* SET EXERCISE
Work out how many lines in the entries contain the string "Spandau", and give nothing but that number.

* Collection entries
_ _ _ _ _

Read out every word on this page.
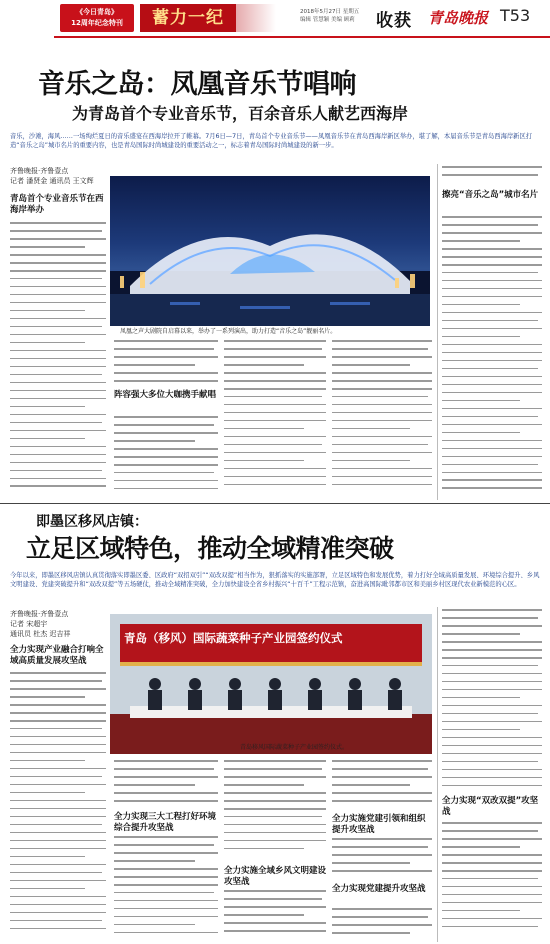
《今日青岛》
12周年纪念特刊	蓄力一纪	2018年5月27日 星期五
编辑 管慧颖 美编 顾莉	收获 青岛晚报 T53
音乐之岛：凤凰音乐节唱响
为青岛首个专业音乐节，百余音乐人献艺西海岸
音乐，沙滩，海风……一场绚烂夏日的音乐盛宴在西海岸拉开了帷幕。7月6日—7日，青岛首个专业音乐节——凤凰音乐节在青岛西海岸新区举办，堪了解，本届音乐节是青岛西海岸新区打造“音乐之岛”城市名片的重要内容，也是青岛国际时尚城建设的重要活动之一，标志着青岛国际时尚城建设的新一步。
齐鲁晚报·齐鲁壹点
记者 潘贤金 通讯员 王文辉
青岛首个专业音乐节在西海岸举办
凤凰之声大剧院自启幕以来，举办了一系列演出，助力打造“音乐之岛”靓丽名片。
阵容强大多位大咖携手献唱
擦亮“音乐之岛”城市名片
即墨区移风店镇：
立足区域特色，推动全域精准突破
今年以来，即墨区移风店镇认真贯彻落实即墨区委、区政府“双招双引”“双改双提”相当作为，狠抓落实的实施部署，立足区域特色和发展优势，着力打好全域高质量发展、环境综合提升、乡风文明建设、党建突破提升和“双改双提”等五场硬仗，推动全域精准突破，全力加快建设全省乡村振兴“十百千”工程示范镇，奋进高国际毗邻都市区和美丽乡村区现代农业新模范的心区。
齐鲁晚报·齐鲁壹点
记者 宋超宇
通讯员 杜杰 迟吉祥
全力实现产业融合打响全域高质量发展攻坚战
青岛（移风）国际蔬菜种子产业园签约仪式
青岛移风国际蔬菜种子产业园签约仪式。
全力实现三大工程打好环境综合提升攻坚战
全力实施全域乡风文明建设攻坚战
全力实施党建引领和组织提升攻坚战
全力实现党建提升攻坚战
全力实现“双改双提”攻坚战
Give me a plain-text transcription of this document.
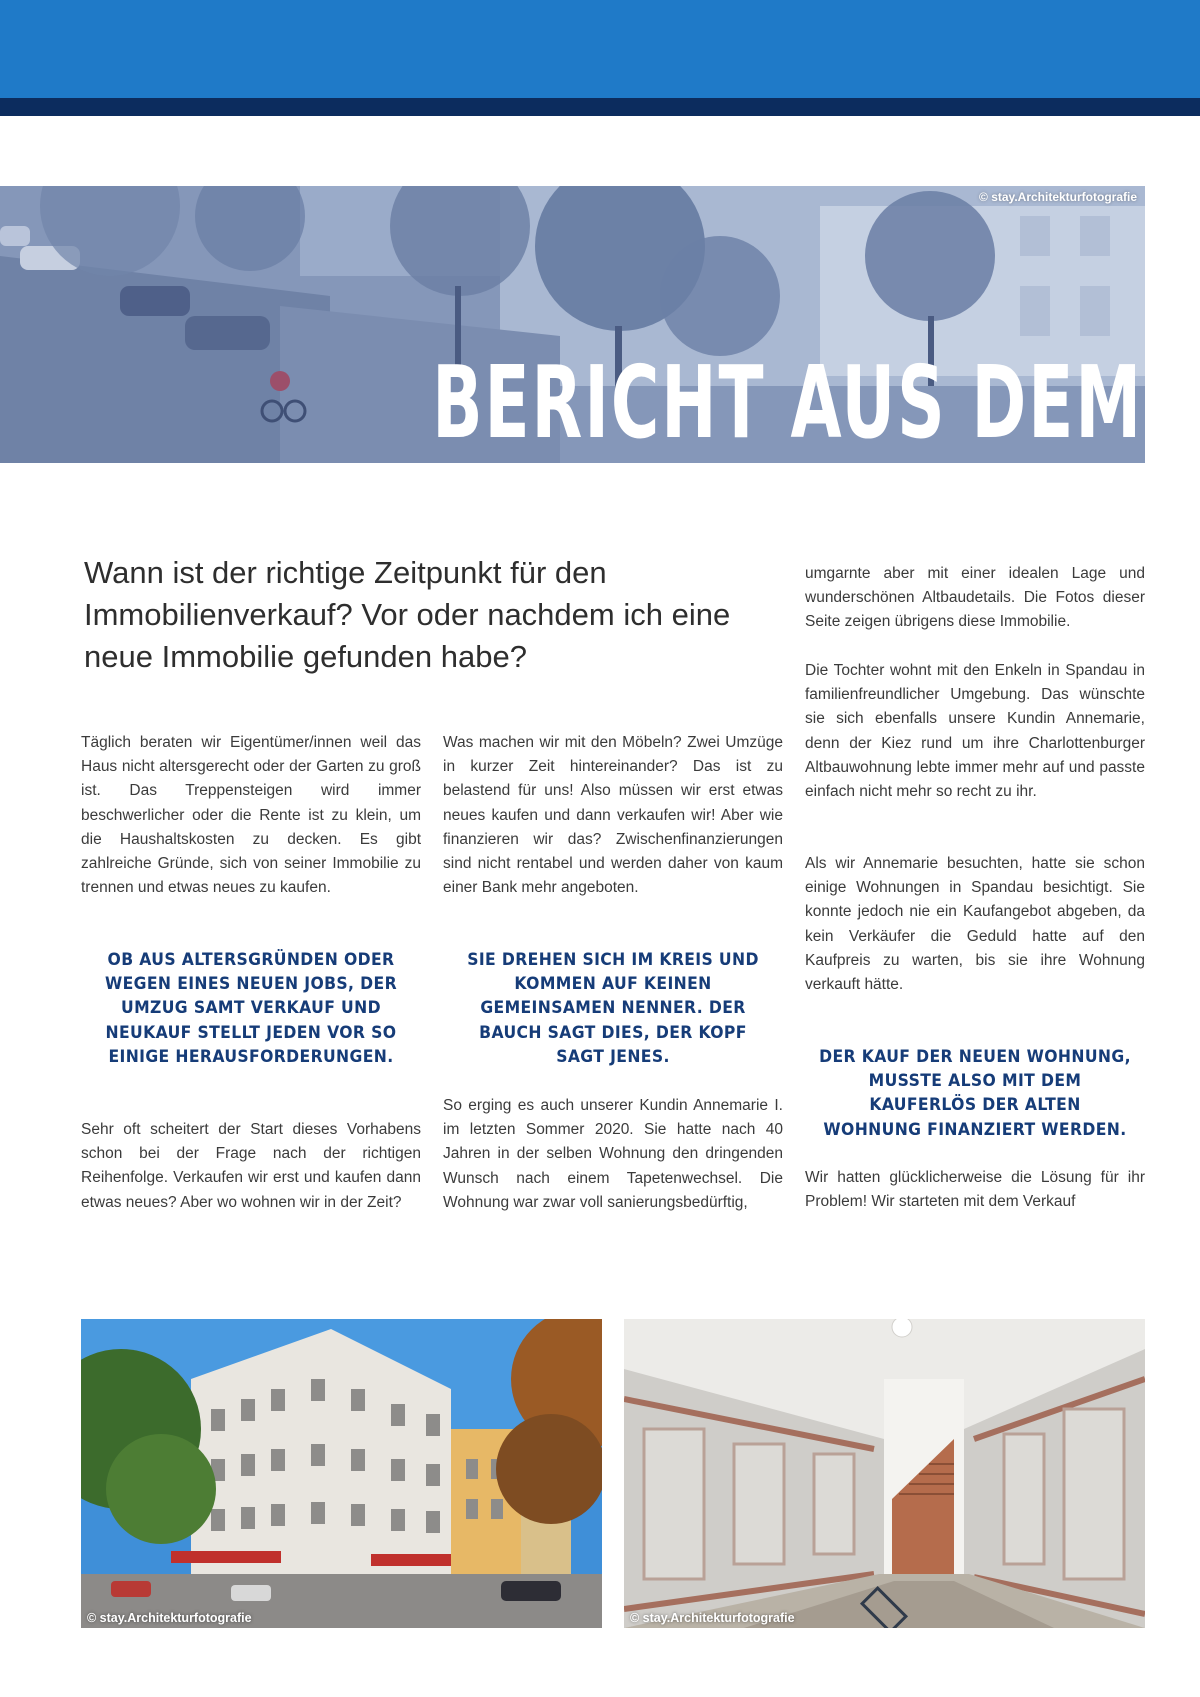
© stay.Architekturfotografie
BERICHT AUS DEM
Wann ist der richtige Zeitpunkt für den Immobilienverkauf? Vor oder nachdem ich eine neue Immobilie gefunden habe?

Täglich beraten wir Eigentümer/innen weil das Haus nicht altersgerecht oder der Garten zu groß ist. Das Treppensteigen wird immer beschwerlicher oder die Rente ist zu klein, um die Haushaltskosten zu decken. Es gibt zahlreiche Gründe, sich von seiner Immobilie zu trennen und etwas neues zu kaufen.

OB AUS ALTERSGRÜNDEN ODER WEGEN EINES NEUEN JOBS, DER UMZUG SAMT VERKAUF UND NEUKAUF STELLT JEDEN VOR SO EINIGE HERAUSFORDERUNGEN.

Sehr oft scheitert der Start dieses Vorhabens schon bei der Frage nach der richtigen Reihenfolge. Verkaufen wir erst und kaufen dann etwas neues? Aber wo wohnen wir in der Zeit?

Was machen wir mit den Möbeln? Zwei Umzüge in kurzer Zeit hintereinander? Das ist zu belastend für uns! Also müssen wir erst etwas neues kaufen und dann verkaufen wir! Aber wie finanzieren wir das? Zwischenfinanzierungen sind nicht rentabel und werden daher von kaum einer Bank mehr angeboten.

SIE DREHEN SICH IM KREIS UND KOMMEN AUF KEINEN GEMEINSAMEN NENNER. DER BAUCH SAGT DIES, DER KOPF SAGT JENES.

So erging es auch unserer Kundin Annemarie I. im letzten Sommer 2020. Sie hatte nach 40 Jahren in der selben Wohnung den dringenden Wunsch nach einem Tapetenwechsel. Die Wohnung war zwar voll sanierungsbedürftig,

umgarnte aber mit einer idealen Lage und wunderschönen Altbaudetails. Die Fotos dieser Seite zeigen übrigens diese Immobilie.

Die Tochter wohnt mit den Enkeln in Spandau in familienfreundlicher Umgebung. Das wünschte sie sich ebenfalls unsere Kundin Annemarie, denn der Kiez rund um ihre Charlottenburger Altbauwohnung lebte immer mehr auf und passte einfach nicht mehr so recht zu ihr.

Als wir Annemarie besuchten, hatte sie schon einige Wohnungen in Spandau besichtigt. Sie konnte jedoch nie ein Kaufangebot abgeben, da kein Verkäufer die Geduld hatte auf den Kaufpreis zu warten, bis sie ihre Wohnung verkauft hätte.

DER KAUF DER NEUEN WOHNUNG, MUSSTE ALSO MIT DEM KAUFERLÖS DER ALTEN WOHNUNG FINANZIERT WERDEN.

Wir hatten glücklicherweise die Lösung für ihr Problem! Wir starteten mit dem Verkauf

© stay.Architekturfotografie	© stay.Architekturfotografie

_ _ _ _ _

* TASK OUTPUT
2